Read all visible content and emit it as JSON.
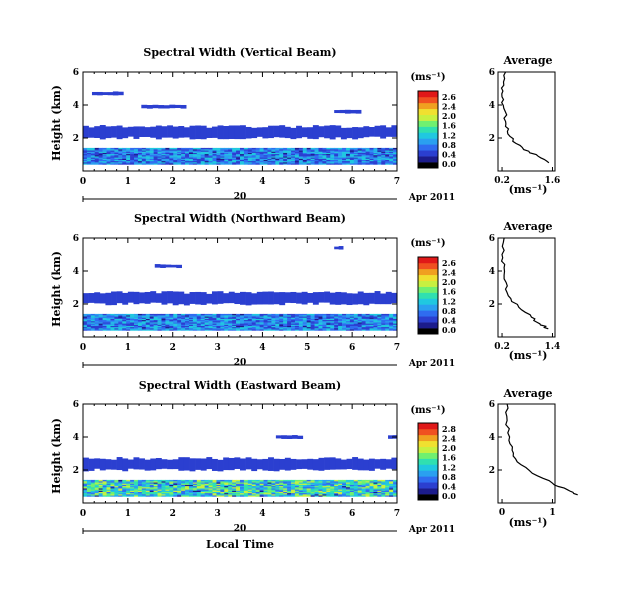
{
  "figure": {
    "xlabel": "Local Time",
    "date_label": "Apr 2011",
    "day_label": "20",
    "cbar_unit": "(ms⁻¹)",
    "avg_title": "Average",
    "avg_xlabel": "(ms⁻¹)"
  },
  "colors": {
    "scale": [
      "#000000",
      "#1c1c8c",
      "#2b3fd0",
      "#2f6cf0",
      "#2aa0f0",
      "#20c8e0",
      "#30e0b0",
      "#70f070",
      "#c8f040",
      "#f0e030",
      "#f0a020",
      "#f05020",
      "#e01818"
    ]
  },
  "chart_data": [
    {
      "type": "heatmap",
      "title": "Spectral Width (Vertical Beam)",
      "ylabel": "Height (km)",
      "xlim": [
        0,
        7
      ],
      "ylim": [
        0,
        6
      ],
      "xticks": [
        "0",
        "1",
        "2",
        "3",
        "4",
        "5",
        "6",
        "7"
      ],
      "yticks": [
        "6",
        "4",
        "2"
      ],
      "cbar_ticks": [
        "2.6",
        "2.4",
        "2.0",
        "1.6",
        "1.2",
        "0.8",
        "0.4",
        "0.0"
      ],
      "echo_cells": [
        {
          "x0": 0.0,
          "x1": 7.0,
          "y0": 0.4,
          "y1": 1.4,
          "level": "turbulent"
        },
        {
          "x0": 0.0,
          "x1": 7.0,
          "y0": 2.0,
          "y1": 2.7,
          "level": 0.2
        },
        {
          "x0": 0.2,
          "x1": 0.9,
          "y0": 4.6,
          "y1": 4.8,
          "level": 0.2
        },
        {
          "x0": 1.3,
          "x1": 2.3,
          "y0": 3.8,
          "y1": 4.0,
          "level": 0.2
        },
        {
          "x0": 5.6,
          "x1": 6.2,
          "y0": 3.5,
          "y1": 3.7,
          "level": 0.2
        }
      ],
      "average": {
        "xticks": [
          "0.2",
          "1.6"
        ],
        "yticks": [
          "6",
          "4",
          "2"
        ],
        "profile": [
          [
            0.3,
            6.0
          ],
          [
            0.25,
            5.2
          ],
          [
            0.2,
            4.5
          ],
          [
            0.25,
            3.8
          ],
          [
            0.3,
            3.0
          ],
          [
            0.35,
            2.4
          ],
          [
            0.5,
            1.8
          ],
          [
            0.8,
            1.3
          ],
          [
            1.2,
            0.9
          ],
          [
            1.5,
            0.5
          ]
        ]
      }
    },
    {
      "type": "heatmap",
      "title": "Spectral Width (Northward Beam)",
      "ylabel": "Height (km)",
      "xlim": [
        0,
        7
      ],
      "ylim": [
        0,
        6
      ],
      "xticks": [
        "0",
        "1",
        "2",
        "3",
        "4",
        "5",
        "6",
        "7"
      ],
      "yticks": [
        "6",
        "4",
        "2"
      ],
      "cbar_ticks": [
        "2.6",
        "2.4",
        "2.0",
        "1.6",
        "1.2",
        "0.8",
        "0.4",
        "0.0"
      ],
      "echo_cells": [
        {
          "x0": 0.0,
          "x1": 7.0,
          "y0": 0.4,
          "y1": 1.4,
          "level": "turbulent"
        },
        {
          "x0": 0.0,
          "x1": 7.0,
          "y0": 2.0,
          "y1": 2.7,
          "level": 0.2
        },
        {
          "x0": 1.6,
          "x1": 2.2,
          "y0": 4.2,
          "y1": 4.4,
          "level": 0.2
        },
        {
          "x0": 5.6,
          "x1": 5.8,
          "y0": 5.3,
          "y1": 5.5,
          "level": 0.2
        }
      ],
      "average": {
        "xticks": [
          "0.2",
          "1.4"
        ],
        "yticks": [
          "6",
          "4",
          "2"
        ],
        "profile": [
          [
            0.25,
            6.0
          ],
          [
            0.2,
            5.0
          ],
          [
            0.25,
            4.2
          ],
          [
            0.3,
            3.3
          ],
          [
            0.35,
            2.5
          ],
          [
            0.6,
            1.8
          ],
          [
            0.9,
            1.2
          ],
          [
            1.1,
            0.8
          ],
          [
            1.3,
            0.5
          ]
        ]
      }
    },
    {
      "type": "heatmap",
      "title": "Spectral Width (Eastward Beam)",
      "ylabel": "Height (km)",
      "xlim": [
        0,
        7
      ],
      "ylim": [
        0,
        6
      ],
      "xticks": [
        "0",
        "1",
        "2",
        "3",
        "4",
        "5",
        "6",
        "7"
      ],
      "yticks": [
        "6",
        "4",
        "2"
      ],
      "cbar_ticks": [
        "2.8",
        "2.4",
        "2.0",
        "1.6",
        "1.2",
        "0.8",
        "0.4",
        "0.0"
      ],
      "echo_cells": [
        {
          "x0": 0.0,
          "x1": 7.0,
          "y0": 0.4,
          "y1": 1.4,
          "level": "turbulent"
        },
        {
          "x0": 0.0,
          "x1": 7.0,
          "y0": 2.0,
          "y1": 2.7,
          "level": 0.2
        },
        {
          "x0": 4.3,
          "x1": 4.9,
          "y0": 3.9,
          "y1": 4.1,
          "level": 0.2
        },
        {
          "x0": 6.8,
          "x1": 7.0,
          "y0": 3.9,
          "y1": 4.1,
          "level": 0.2
        }
      ],
      "average": {
        "xticks": [
          "0",
          "1"
        ],
        "yticks": [
          "6",
          "4",
          "2"
        ],
        "profile": [
          [
            0.1,
            6.0
          ],
          [
            0.1,
            5.0
          ],
          [
            0.15,
            4.0
          ],
          [
            0.2,
            3.2
          ],
          [
            0.3,
            2.5
          ],
          [
            0.6,
            1.8
          ],
          [
            1.0,
            1.2
          ],
          [
            1.3,
            0.8
          ],
          [
            1.5,
            0.5
          ]
        ]
      }
    }
  ]
}
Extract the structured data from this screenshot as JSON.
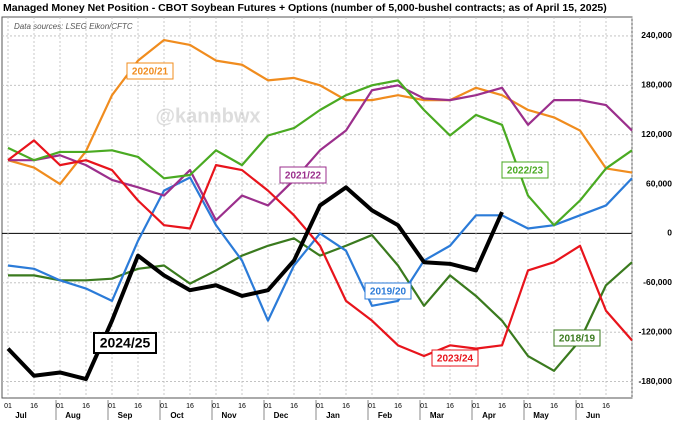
{
  "chart_data": {
    "type": "line",
    "title": "Managed Money Net Position - CBOT Soybean Futures + Options (number of 5,000-bushel contracts; as of April 15, 2025)",
    "subtitle": "Data sources: LSEG Eikon/CFTC",
    "annotation": "@kannbwx",
    "categories": [
      "01",
      "16",
      "01",
      "16",
      "01",
      "16",
      "01",
      "16",
      "01",
      "16",
      "01",
      "16",
      "01",
      "16",
      "01",
      "16",
      "01",
      "16",
      "01",
      "16",
      "01",
      "16",
      "01",
      "16",
      null
    ],
    "months": [
      "Jul",
      "Aug",
      "Sep",
      "Oct",
      "Nov",
      "Dec",
      "Jan",
      "Feb",
      "Mar",
      "Apr",
      "May",
      "Jun"
    ],
    "ylim": [
      -200000,
      263000
    ],
    "yticks": [
      {
        "value": -180000,
        "label": "-180,000"
      },
      {
        "value": -120000,
        "label": "-120,000"
      },
      {
        "value": -60000,
        "label": "-60,000"
      },
      0,
      {
        "value": 60000,
        "label": "60,000"
      },
      {
        "value": 120000,
        "label": "120,000"
      },
      {
        "value": 180000,
        "label": "180,000"
      },
      {
        "value": 240000,
        "label": "240,000"
      }
    ],
    "grid": true,
    "series": [
      {
        "name": "2018/19",
        "color": "#3a7a1e",
        "values": [
          -51000,
          -51000,
          -57000,
          -57000,
          -55000,
          -43000,
          -39000,
          -61000,
          -45000,
          -27000,
          -15000,
          -6000,
          -27000,
          -15000,
          -2000,
          -39000,
          -88000,
          -51000,
          -76000,
          -106000,
          -149000,
          -167000,
          -130000,
          -63000,
          -35000
        ]
      },
      {
        "name": "2019/20",
        "color": "#2b7bd8",
        "values": [
          -39000,
          -43000,
          -57000,
          -67000,
          -82000,
          -9000,
          52000,
          68000,
          10000,
          -33000,
          -106000,
          -39000,
          0,
          -21000,
          -88000,
          -82000,
          -33000,
          -15000,
          22000,
          22000,
          6000,
          10000,
          22000,
          34000,
          67000
        ]
      },
      {
        "name": "2020/21",
        "color": "#f08c1e",
        "values": [
          89000,
          80000,
          60000,
          100000,
          168000,
          210000,
          235000,
          229000,
          210000,
          205000,
          186000,
          189000,
          180000,
          162000,
          162000,
          168000,
          162000,
          162000,
          177000,
          168000,
          150000,
          141000,
          125000,
          79000,
          74000
        ]
      },
      {
        "name": "2021/22",
        "color": "#9b2f8c",
        "values": [
          89000,
          89000,
          95000,
          83000,
          65000,
          56000,
          46000,
          77000,
          16000,
          46000,
          34000,
          65000,
          101000,
          125000,
          174000,
          180000,
          164000,
          162000,
          168000,
          177000,
          132000,
          162000,
          162000,
          156000,
          125000
        ]
      },
      {
        "name": "2022/23",
        "color": "#4aaa22",
        "values": [
          104000,
          89000,
          99000,
          99000,
          101000,
          93000,
          67000,
          71000,
          101000,
          83000,
          119000,
          128000,
          150000,
          168000,
          180000,
          186000,
          150000,
          119000,
          144000,
          132000,
          46000,
          10000,
          40000,
          79000,
          101000
        ]
      },
      {
        "name": "2023/24",
        "color": "#e8141c",
        "values": [
          89000,
          113000,
          83000,
          89000,
          77000,
          40000,
          10000,
          6000,
          83000,
          77000,
          52000,
          22000,
          -15000,
          -82000,
          -106000,
          -136000,
          -149000,
          -136000,
          -140000,
          -136000,
          -45000,
          -35000,
          -15000,
          -94000,
          -130000
        ]
      },
      {
        "name": "2024/25",
        "color": "#000000",
        "values": [
          -140000,
          -173000,
          -169000,
          -177000,
          -106000,
          -27000,
          -51000,
          -69000,
          -63000,
          -76000,
          -69000,
          -33000,
          34000,
          56000,
          28000,
          10000,
          -35000,
          -37000,
          -45000,
          26000,
          null,
          null,
          null,
          null,
          null
        ]
      }
    ]
  }
}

Description of the task –
Using the records above, gather all lines where the string "JSON" is present.

Output for this task –
Read all visible content and emit it as JSON.
Extract the structured data from this screenshot as JSON.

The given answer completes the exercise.